Filter this material down to the lines that hold "года", copying each one.

_____

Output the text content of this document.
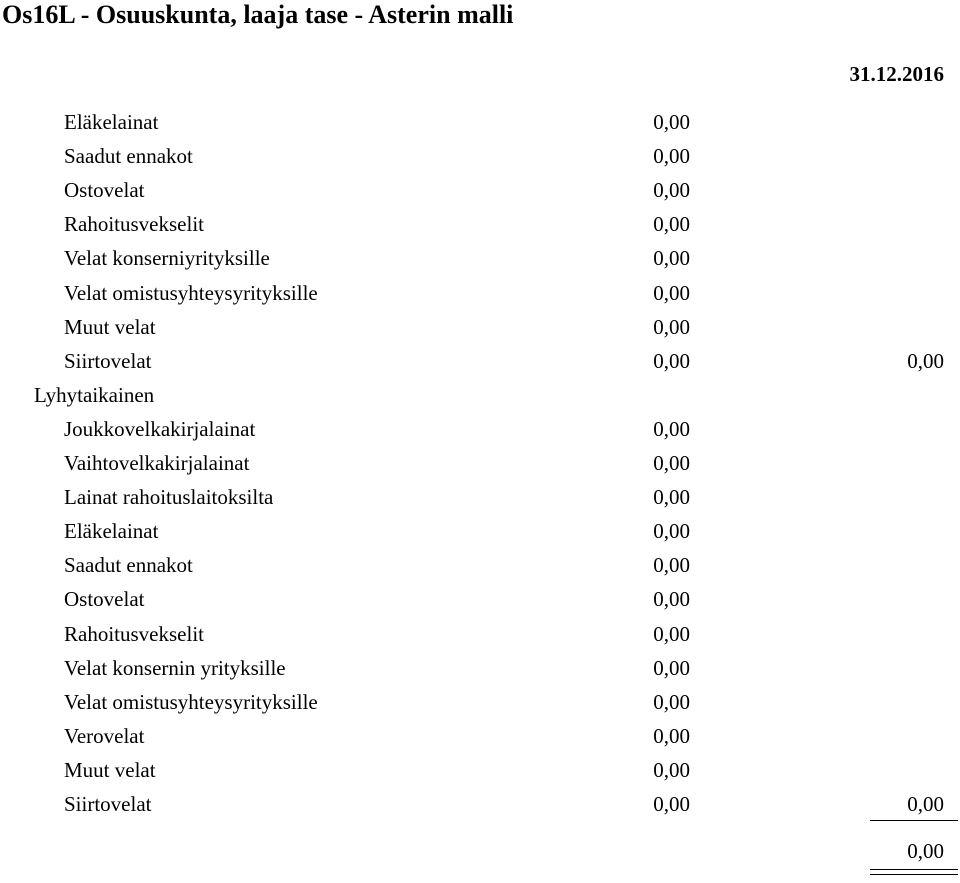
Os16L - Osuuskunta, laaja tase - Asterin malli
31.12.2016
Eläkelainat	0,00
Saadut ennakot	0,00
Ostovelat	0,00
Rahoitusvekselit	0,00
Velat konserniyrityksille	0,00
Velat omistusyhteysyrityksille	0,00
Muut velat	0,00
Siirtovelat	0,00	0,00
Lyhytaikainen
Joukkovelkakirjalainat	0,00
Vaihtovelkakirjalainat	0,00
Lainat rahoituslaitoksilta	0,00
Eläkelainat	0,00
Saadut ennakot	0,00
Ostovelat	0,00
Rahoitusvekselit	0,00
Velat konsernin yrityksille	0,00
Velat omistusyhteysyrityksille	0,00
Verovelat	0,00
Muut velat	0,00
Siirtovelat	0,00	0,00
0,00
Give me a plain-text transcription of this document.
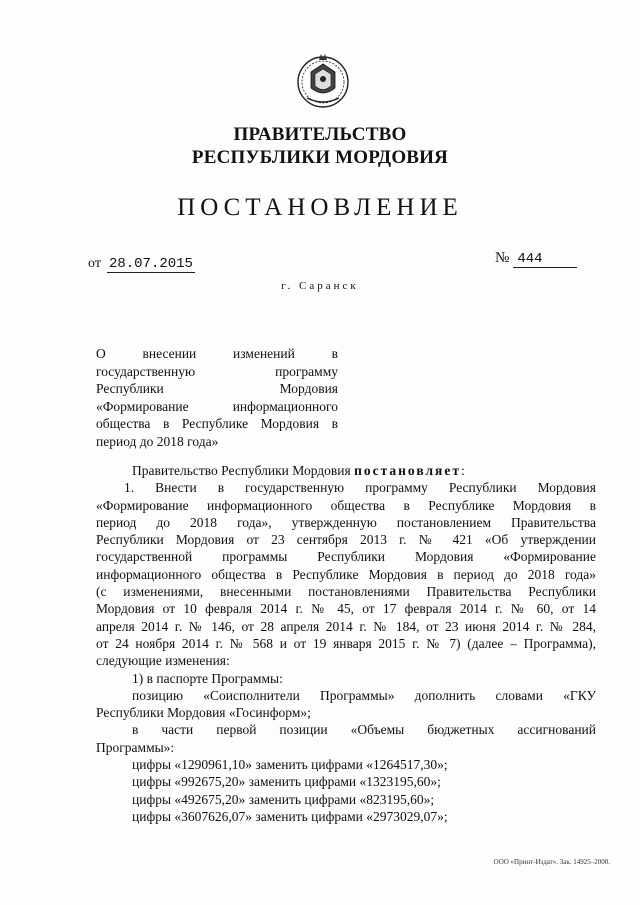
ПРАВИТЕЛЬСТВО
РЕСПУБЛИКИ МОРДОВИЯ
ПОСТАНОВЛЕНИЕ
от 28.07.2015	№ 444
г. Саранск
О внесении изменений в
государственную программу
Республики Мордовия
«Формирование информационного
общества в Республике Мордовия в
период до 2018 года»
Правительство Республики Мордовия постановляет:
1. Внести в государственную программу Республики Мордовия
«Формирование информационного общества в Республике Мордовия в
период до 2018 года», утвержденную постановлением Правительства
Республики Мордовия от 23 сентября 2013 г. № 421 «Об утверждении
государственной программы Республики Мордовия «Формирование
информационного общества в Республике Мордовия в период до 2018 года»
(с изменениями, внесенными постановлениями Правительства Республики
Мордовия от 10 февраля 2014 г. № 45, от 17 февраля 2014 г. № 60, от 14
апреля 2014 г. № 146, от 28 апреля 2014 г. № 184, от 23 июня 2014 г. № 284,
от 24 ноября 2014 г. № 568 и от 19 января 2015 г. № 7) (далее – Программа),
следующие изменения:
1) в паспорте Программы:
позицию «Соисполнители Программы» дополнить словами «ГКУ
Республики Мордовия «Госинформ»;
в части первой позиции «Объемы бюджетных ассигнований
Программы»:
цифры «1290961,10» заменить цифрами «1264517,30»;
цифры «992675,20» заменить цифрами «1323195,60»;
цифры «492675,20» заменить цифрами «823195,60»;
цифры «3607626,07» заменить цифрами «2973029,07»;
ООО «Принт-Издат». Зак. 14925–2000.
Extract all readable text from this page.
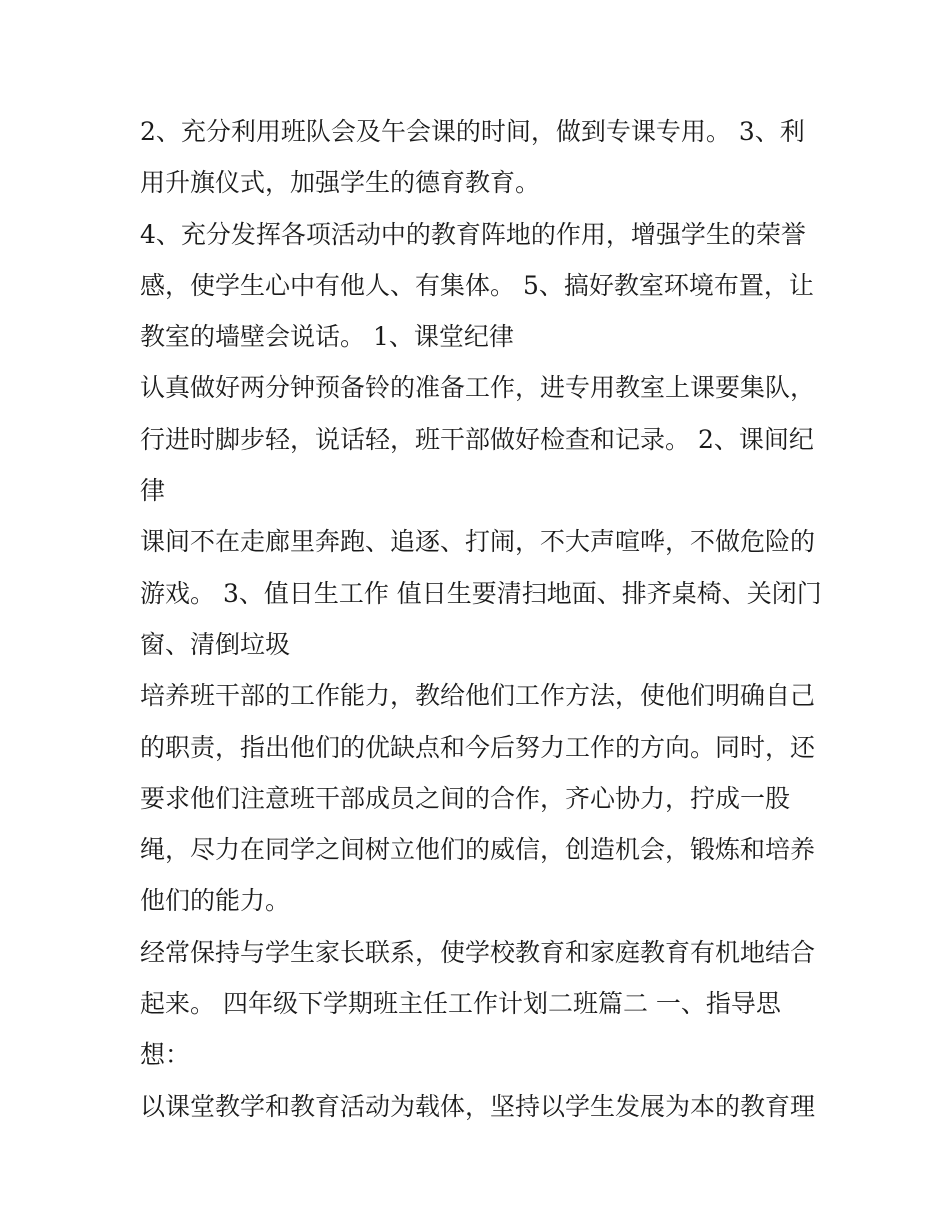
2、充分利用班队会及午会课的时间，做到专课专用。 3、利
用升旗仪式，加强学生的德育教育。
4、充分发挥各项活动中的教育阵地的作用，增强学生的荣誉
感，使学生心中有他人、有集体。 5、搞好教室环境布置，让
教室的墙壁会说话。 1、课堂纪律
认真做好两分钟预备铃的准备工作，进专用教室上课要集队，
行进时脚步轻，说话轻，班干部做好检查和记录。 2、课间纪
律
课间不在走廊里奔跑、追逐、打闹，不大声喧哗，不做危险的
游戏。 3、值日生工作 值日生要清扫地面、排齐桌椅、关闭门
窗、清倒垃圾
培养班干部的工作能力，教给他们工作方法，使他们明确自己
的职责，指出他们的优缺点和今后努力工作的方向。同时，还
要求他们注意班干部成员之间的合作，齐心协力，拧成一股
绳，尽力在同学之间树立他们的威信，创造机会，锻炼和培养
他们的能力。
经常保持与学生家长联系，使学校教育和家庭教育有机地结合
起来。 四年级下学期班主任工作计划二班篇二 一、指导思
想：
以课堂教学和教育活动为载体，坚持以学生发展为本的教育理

_____

Complete output ▸
период до 2018 года»
период до 2018 года», утвержденную постановлением Правительства
информационного общества в Республике Мордовия в период до 2018 года»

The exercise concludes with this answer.